***** Given entries

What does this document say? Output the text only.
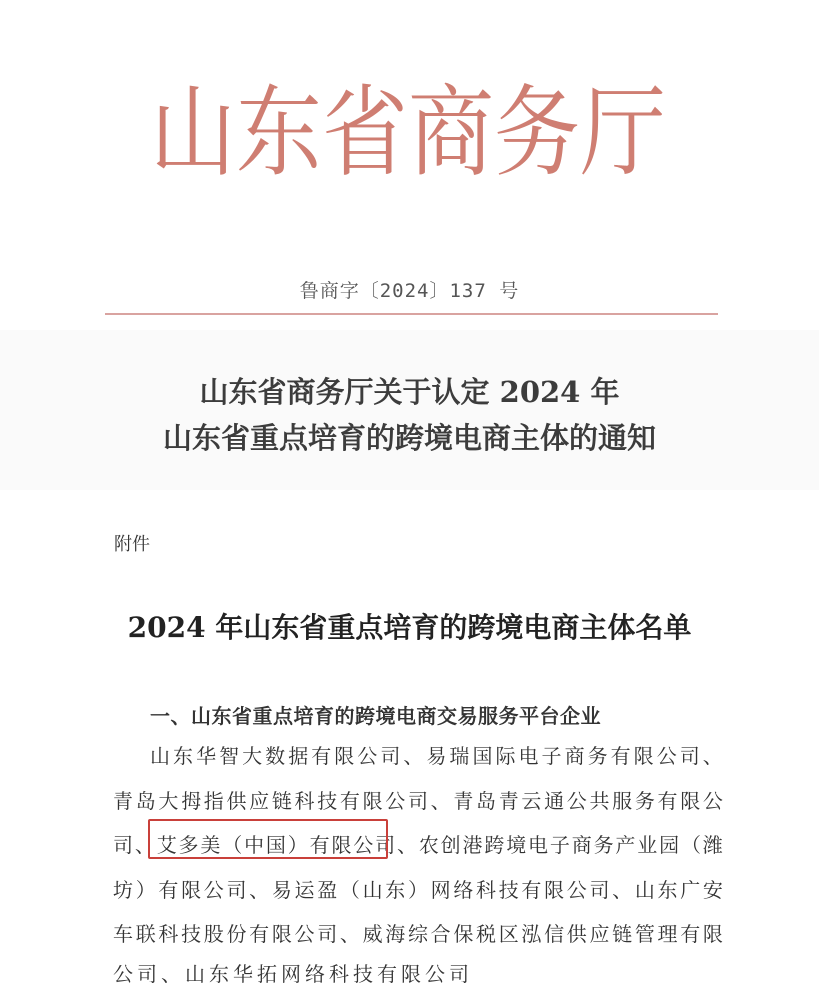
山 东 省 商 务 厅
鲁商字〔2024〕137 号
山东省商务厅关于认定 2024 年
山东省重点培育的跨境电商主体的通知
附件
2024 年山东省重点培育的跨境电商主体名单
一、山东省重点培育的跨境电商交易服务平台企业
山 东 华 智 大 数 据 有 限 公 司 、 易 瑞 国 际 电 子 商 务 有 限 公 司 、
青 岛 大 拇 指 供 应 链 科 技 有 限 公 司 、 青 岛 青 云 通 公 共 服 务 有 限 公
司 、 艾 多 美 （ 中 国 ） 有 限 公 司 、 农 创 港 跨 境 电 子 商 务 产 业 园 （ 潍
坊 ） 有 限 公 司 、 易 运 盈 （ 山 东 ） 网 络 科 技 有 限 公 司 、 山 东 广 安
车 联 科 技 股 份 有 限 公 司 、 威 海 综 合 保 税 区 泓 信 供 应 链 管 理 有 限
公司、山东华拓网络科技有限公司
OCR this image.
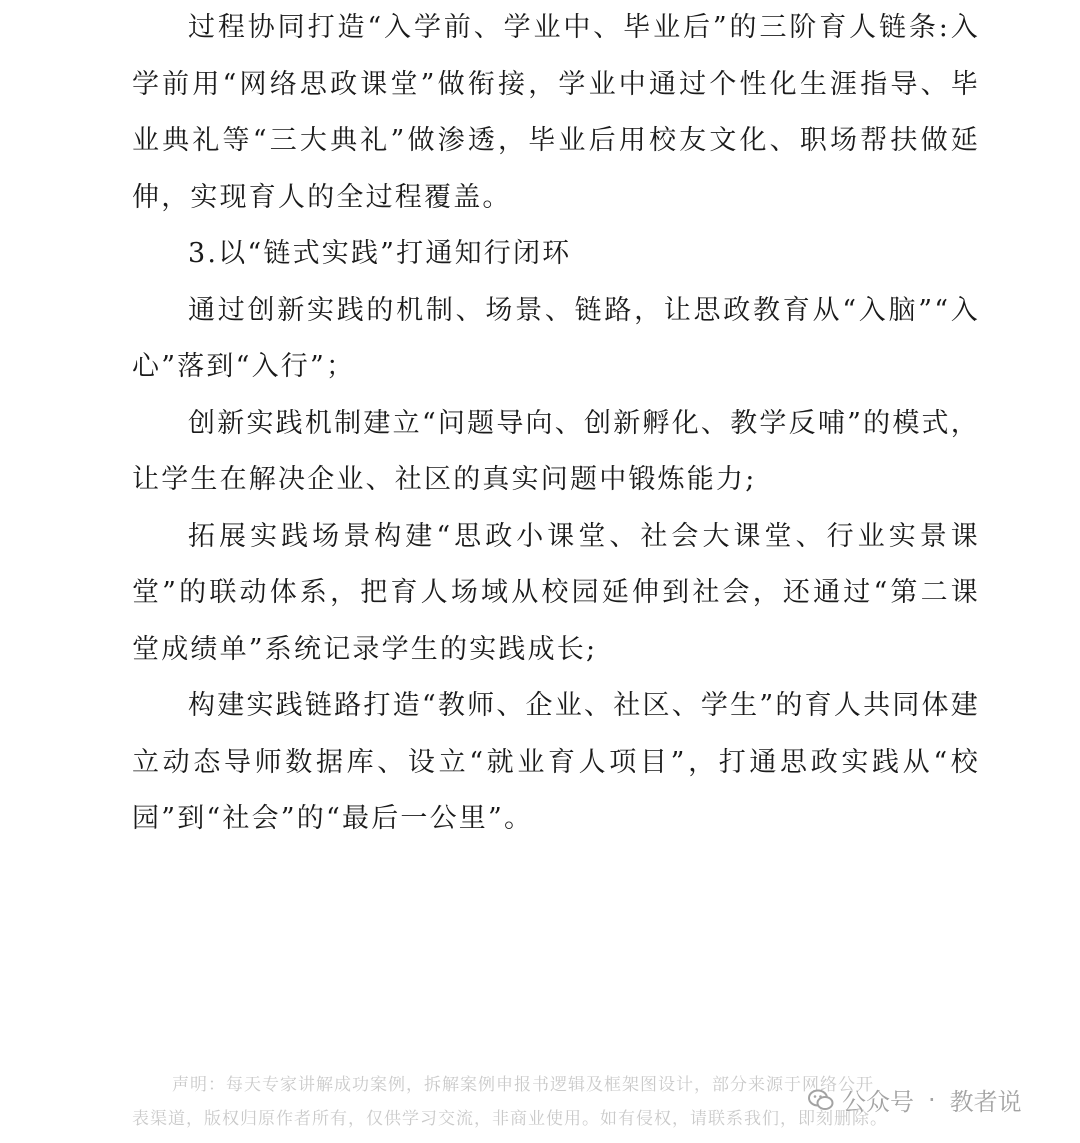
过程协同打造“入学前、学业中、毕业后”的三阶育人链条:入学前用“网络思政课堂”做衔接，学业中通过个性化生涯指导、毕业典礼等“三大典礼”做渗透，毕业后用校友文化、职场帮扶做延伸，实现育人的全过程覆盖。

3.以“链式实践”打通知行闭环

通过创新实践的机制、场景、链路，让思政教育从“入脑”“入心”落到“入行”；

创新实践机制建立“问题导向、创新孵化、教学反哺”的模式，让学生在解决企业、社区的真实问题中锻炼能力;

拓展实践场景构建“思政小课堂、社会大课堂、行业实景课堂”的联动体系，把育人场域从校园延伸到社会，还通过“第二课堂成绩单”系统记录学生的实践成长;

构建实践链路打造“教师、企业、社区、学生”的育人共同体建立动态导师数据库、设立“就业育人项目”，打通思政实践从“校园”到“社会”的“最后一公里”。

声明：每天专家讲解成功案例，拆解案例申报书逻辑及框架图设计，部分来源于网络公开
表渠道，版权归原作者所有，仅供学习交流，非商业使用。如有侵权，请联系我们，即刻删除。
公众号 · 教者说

**********

▶ [Exercise goal]: Copy out every line of the listing that includes the string "this".

▶ [The output]:
What does this document say? Output the text only.
OCR this image.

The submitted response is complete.